** BEGIN Records provided **

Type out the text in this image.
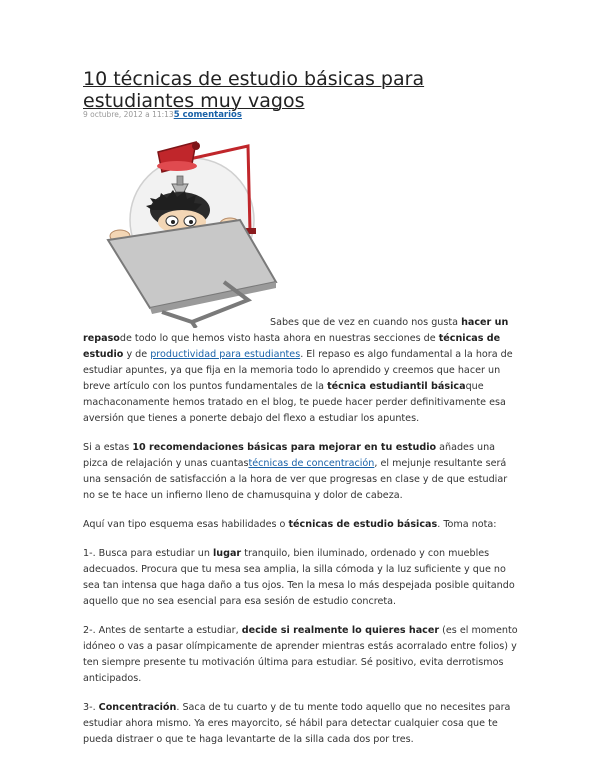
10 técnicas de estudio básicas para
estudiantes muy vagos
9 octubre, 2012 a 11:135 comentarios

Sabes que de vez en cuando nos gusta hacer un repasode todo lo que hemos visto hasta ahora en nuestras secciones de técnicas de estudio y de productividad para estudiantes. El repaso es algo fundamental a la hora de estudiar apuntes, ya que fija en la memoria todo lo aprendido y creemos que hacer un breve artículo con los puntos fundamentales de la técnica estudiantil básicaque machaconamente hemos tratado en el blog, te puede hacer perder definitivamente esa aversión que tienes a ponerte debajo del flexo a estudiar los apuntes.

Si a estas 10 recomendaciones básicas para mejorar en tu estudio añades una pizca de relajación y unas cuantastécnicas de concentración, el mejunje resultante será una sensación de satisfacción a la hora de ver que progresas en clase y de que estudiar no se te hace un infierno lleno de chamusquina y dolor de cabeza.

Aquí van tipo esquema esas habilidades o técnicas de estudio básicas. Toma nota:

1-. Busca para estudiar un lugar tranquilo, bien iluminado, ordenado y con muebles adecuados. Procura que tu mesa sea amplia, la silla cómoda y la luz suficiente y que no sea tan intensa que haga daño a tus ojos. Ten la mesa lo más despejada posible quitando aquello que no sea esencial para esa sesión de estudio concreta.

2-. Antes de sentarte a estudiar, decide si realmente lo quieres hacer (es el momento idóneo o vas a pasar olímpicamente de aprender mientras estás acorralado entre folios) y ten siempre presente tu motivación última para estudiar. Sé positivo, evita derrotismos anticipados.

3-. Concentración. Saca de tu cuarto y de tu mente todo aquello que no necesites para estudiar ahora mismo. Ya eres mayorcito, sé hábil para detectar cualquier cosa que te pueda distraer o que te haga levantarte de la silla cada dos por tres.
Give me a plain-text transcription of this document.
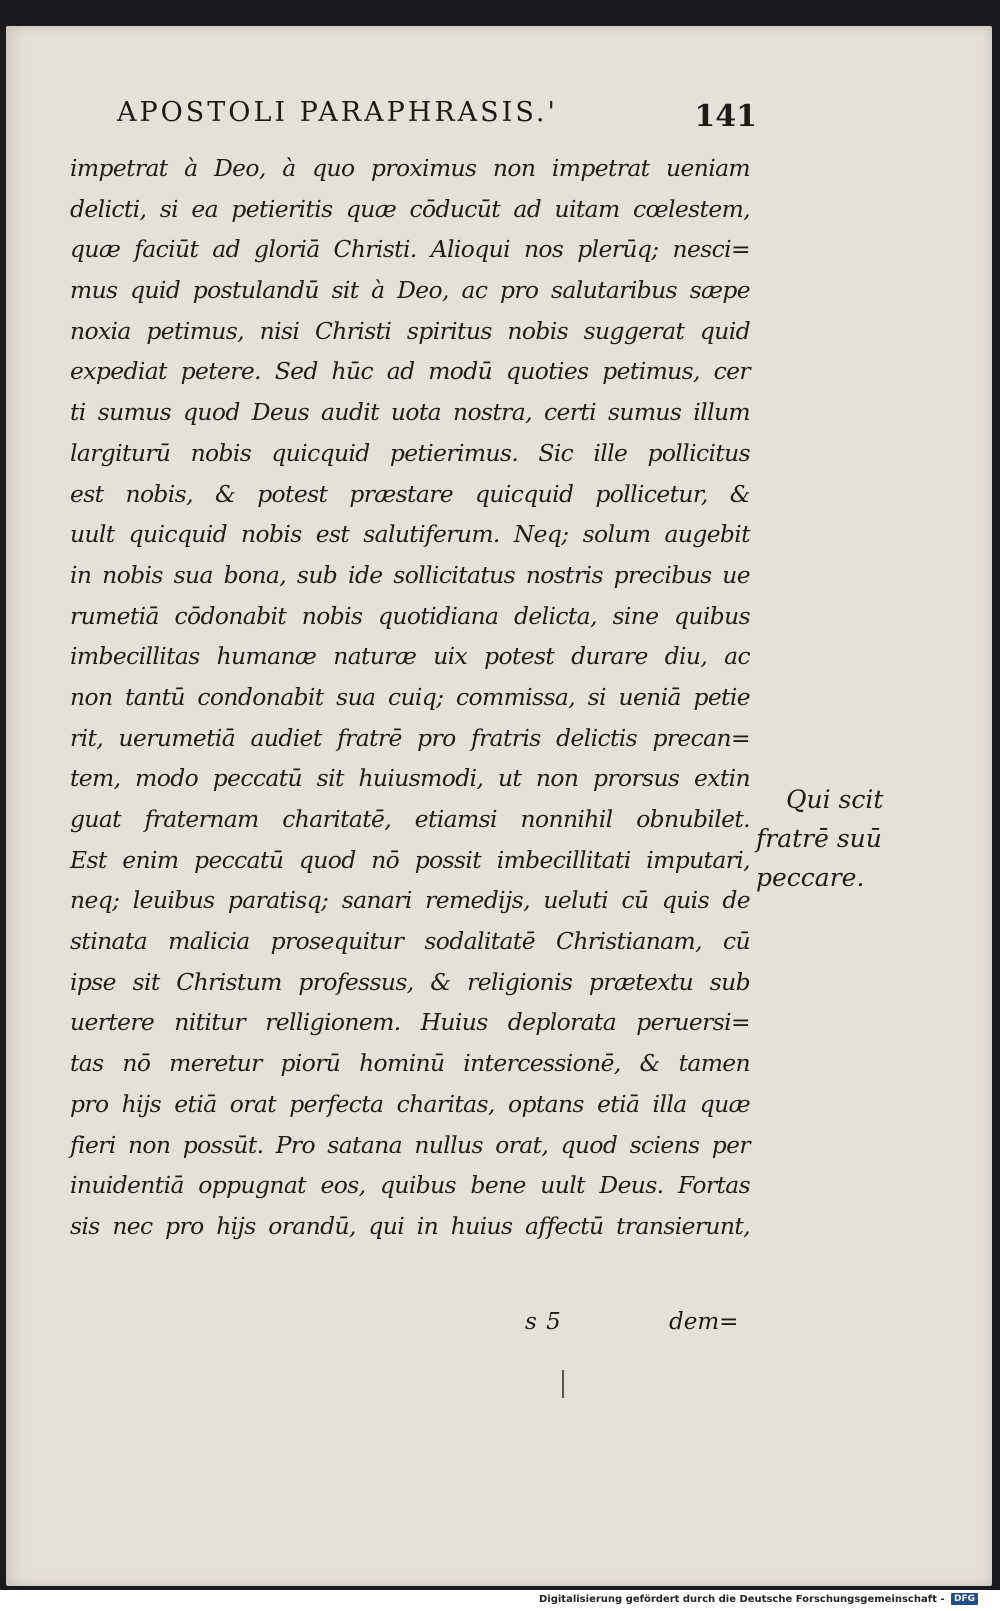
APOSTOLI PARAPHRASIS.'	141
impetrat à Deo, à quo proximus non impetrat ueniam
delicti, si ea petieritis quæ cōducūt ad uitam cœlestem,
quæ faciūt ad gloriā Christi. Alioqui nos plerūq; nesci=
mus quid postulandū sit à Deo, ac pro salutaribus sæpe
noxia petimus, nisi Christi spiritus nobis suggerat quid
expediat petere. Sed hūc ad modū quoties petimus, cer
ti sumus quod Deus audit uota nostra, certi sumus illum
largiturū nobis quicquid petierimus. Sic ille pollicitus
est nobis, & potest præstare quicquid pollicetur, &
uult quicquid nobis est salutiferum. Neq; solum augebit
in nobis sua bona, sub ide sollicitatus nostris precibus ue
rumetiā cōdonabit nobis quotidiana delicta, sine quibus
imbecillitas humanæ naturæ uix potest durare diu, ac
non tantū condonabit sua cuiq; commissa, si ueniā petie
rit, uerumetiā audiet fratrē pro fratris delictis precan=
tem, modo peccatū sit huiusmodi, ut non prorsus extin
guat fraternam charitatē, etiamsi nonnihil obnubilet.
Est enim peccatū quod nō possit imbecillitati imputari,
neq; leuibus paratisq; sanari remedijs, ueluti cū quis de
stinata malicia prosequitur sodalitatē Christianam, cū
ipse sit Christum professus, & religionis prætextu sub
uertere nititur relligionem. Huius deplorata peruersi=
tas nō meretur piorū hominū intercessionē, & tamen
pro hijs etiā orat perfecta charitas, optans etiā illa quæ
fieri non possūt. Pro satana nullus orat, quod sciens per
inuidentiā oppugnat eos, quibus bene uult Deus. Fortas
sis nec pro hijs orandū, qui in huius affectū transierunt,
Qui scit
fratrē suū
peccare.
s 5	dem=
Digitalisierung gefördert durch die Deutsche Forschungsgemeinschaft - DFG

** END Records provided **

Stated exercise. Transcribe the listing above verbatim. Omit the pictures.

Problem solution.
Type out the text in this image.
10 técnicas de estudio básicas para
estudiantes muy vagos
9 octubre, 2012 a 11:135 comentarios

Sabes que de vez en cuando nos gusta hacer un repasode todo lo que hemos visto hasta ahora en nuestras secciones de técnicas de estudio y de productividad para estudiantes. El repaso es algo fundamental a la hora de estudiar apuntes, ya que fija en la memoria todo lo aprendido y creemos que hacer un breve artículo con los puntos fundamentales de la técnica estudiantil básicaque machaconamente hemos tratado en el blog, te puede hacer perder definitivamente esa aversión que tienes a ponerte debajo del flexo a estudiar los apuntes.

Si a estas 10 recomendaciones básicas para mejorar en tu estudio añades una pizca de relajación y unas cuantastécnicas de concentración, el mejunje resultante será una sensación de satisfacción a la hora de ver que progresas en clase y de que estudiar no se te hace un infierno lleno de chamusquina y dolor de cabeza.

Aquí van tipo esquema esas habilidades o técnicas de estudio básicas. Toma nota:

1-. Busca para estudiar un lugar tranquilo, bien iluminado, ordenado y con muebles adecuados. Procura que tu mesa sea amplia, la silla cómoda y la luz suficiente y que no sea tan intensa que haga daño a tus ojos. Ten la mesa lo más despejada posible quitando aquello que no sea esencial para esa sesión de estudio concreta.

2-. Antes de sentarte a estudiar, decide si realmente lo quieres hacer (es el momento idóneo o vas a pasar olímpicamente de aprender mientras estás acorralado entre folios) y ten siempre presente tu motivación última para estudiar. Sé positivo, evita derrotismos anticipados.

3-. Concentración. Saca de tu cuarto y de tu mente todo aquello que no necesites para estudiar ahora mismo. Ya eres mayorcito, sé hábil para detectar cualquier cosa que te pueda distraer o que te haga levantarte de la silla cada dos por tres.
Give me a plain-text transcription of this document.
APOSTOLI PARAPHRASIS.'	141
impetrat à Deo, à quo proximus non impetrat ueniam
delicti, si ea petieritis quæ cōducūt ad uitam cœlestem,
quæ faciūt ad gloriā Christi. Alioqui nos plerūq; nesci=
mus quid postulandū sit à Deo, ac pro salutaribus sæpe
noxia petimus, nisi Christi spiritus nobis suggerat quid
expediat petere. Sed hūc ad modū quoties petimus, cer
ti sumus quod Deus audit uota nostra, certi sumus illum
largiturū nobis quicquid petierimus. Sic ille pollicitus
est nobis, & potest præstare quicquid pollicetur, &
uult quicquid nobis est salutiferum. Neq; solum augebit
in nobis sua bona, sub ide sollicitatus nostris precibus ue
rumetiā cōdonabit nobis quotidiana delicta, sine quibus
imbecillitas humanæ naturæ uix potest durare diu, ac
non tantū condonabit sua cuiq; commissa, si ueniā petie
rit, uerumetiā audiet fratrē pro fratris delictis precan=
tem, modo peccatū sit huiusmodi, ut non prorsus extin
guat fraternam charitatē, etiamsi nonnihil obnubilet.
Est enim peccatū quod nō possit imbecillitati imputari,
neq; leuibus paratisq; sanari remedijs, ueluti cū quis de
stinata malicia prosequitur sodalitatē Christianam, cū
ipse sit Christum professus, & religionis prætextu sub
uertere nititur relligionem. Huius deplorata peruersi=
tas nō meretur piorū hominū intercessionē, & tamen
pro hijs etiā orat perfecta charitas, optans etiā illa quæ
fieri non possūt. Pro satana nullus orat, quod sciens per
inuidentiā oppugnat eos, quibus bene uult Deus. Fortas
sis nec pro hijs orandū, qui in huius affectū transierunt,
Qui scit
fratrē suū
peccare.
s 5	dem=
Digitalisierung gefördert durch die Deutsche Forschungsgemeinschaft - DFG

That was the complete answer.